### Data records
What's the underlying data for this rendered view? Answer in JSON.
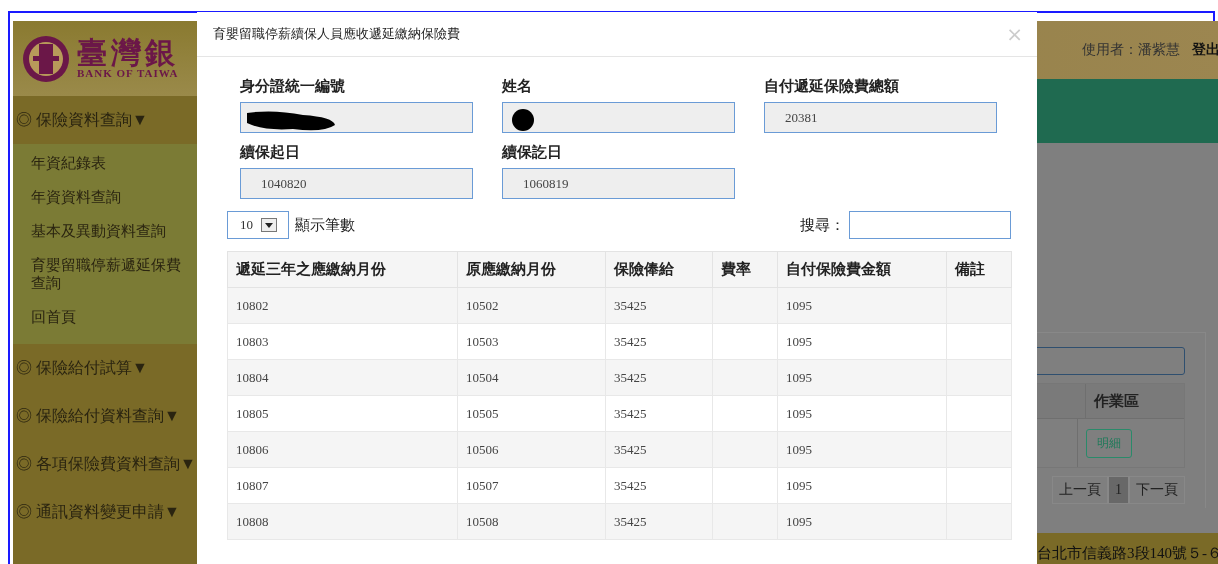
{
  "logo": {
    "name": "臺灣銀",
    "english": "BANK OF TAIWA"
  },
  "user_bar": {
    "user": "使用者：潘紫慧",
    "logout": "登出"
  },
  "sidebar": {
    "groups": [
      {
        "prefix": "◎",
        "label": "保險資料查詢",
        "caret": "▼",
        "children": [
          {
            "label": "年資紀錄表"
          },
          {
            "label": "年資資料查詢"
          },
          {
            "label": "基本及異動資料查詢"
          },
          {
            "label": "育嬰留職停薪遞延保費查詢"
          },
          {
            "label": "回首頁"
          }
        ]
      },
      {
        "prefix": "◎",
        "label": "保險給付試算",
        "caret": "▼"
      },
      {
        "prefix": "◎",
        "label": "保險給付資料查詢",
        "caret": "▼"
      },
      {
        "prefix": "◎",
        "label": "各項保險費資料查詢",
        "caret": "▼"
      },
      {
        "prefix": "◎",
        "label": "通訊資料變更申請",
        "caret": "▼"
      }
    ]
  },
  "background_panel": {
    "column": "作業區",
    "row_button": "明細",
    "pagination": [
      {
        "label": "上一頁",
        "selected": false
      },
      {
        "label": "1",
        "selected": true
      },
      {
        "label": "下一頁",
        "selected": false
      }
    ]
  },
  "footer": {
    "address": "台北市信義路3段140號５-６"
  },
  "modal": {
    "title": "育嬰留職停薪續保人員應收遞延繳納保險費",
    "close": "×",
    "fields": [
      {
        "label": "身分證統一編號",
        "redacted": true
      },
      {
        "label": "姓名",
        "redacted": true
      },
      {
        "label": "自付遞延保險費總額",
        "value": "20381",
        "redacted": false
      },
      {
        "label": "續保起日",
        "value": "1040820",
        "redacted": false
      },
      {
        "label": "續保訖日",
        "value": "1060819",
        "redacted": false
      }
    ],
    "page_size": "10",
    "page_size_label": "顯示筆數",
    "search_label": "搜尋：",
    "table": {
      "columns": [
        "遞延三年之應繳納月份",
        "原應繳納月份",
        "保險俸給",
        "費率",
        "自付保險費金額",
        "備註"
      ],
      "rows": [
        [
          "10802",
          "10502",
          "35425",
          "",
          "1095",
          ""
        ],
        [
          "10803",
          "10503",
          "35425",
          "",
          "1095",
          ""
        ],
        [
          "10804",
          "10504",
          "35425",
          "",
          "1095",
          ""
        ],
        [
          "10805",
          "10505",
          "35425",
          "",
          "1095",
          ""
        ],
        [
          "10806",
          "10506",
          "35425",
          "",
          "1095",
          ""
        ],
        [
          "10807",
          "10507",
          "35425",
          "",
          "1095",
          ""
        ],
        [
          "10808",
          "10508",
          "35425",
          "",
          "1095",
          ""
        ]
      ]
    }
  }
}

### PROBLEM REQUIREMENTS
Go through the records and copy each line with "value" in it.

### OUTPUT FOR THIS EXERCISE
        "value": "20381",
        "value": "1040820",
        "value": "1060819",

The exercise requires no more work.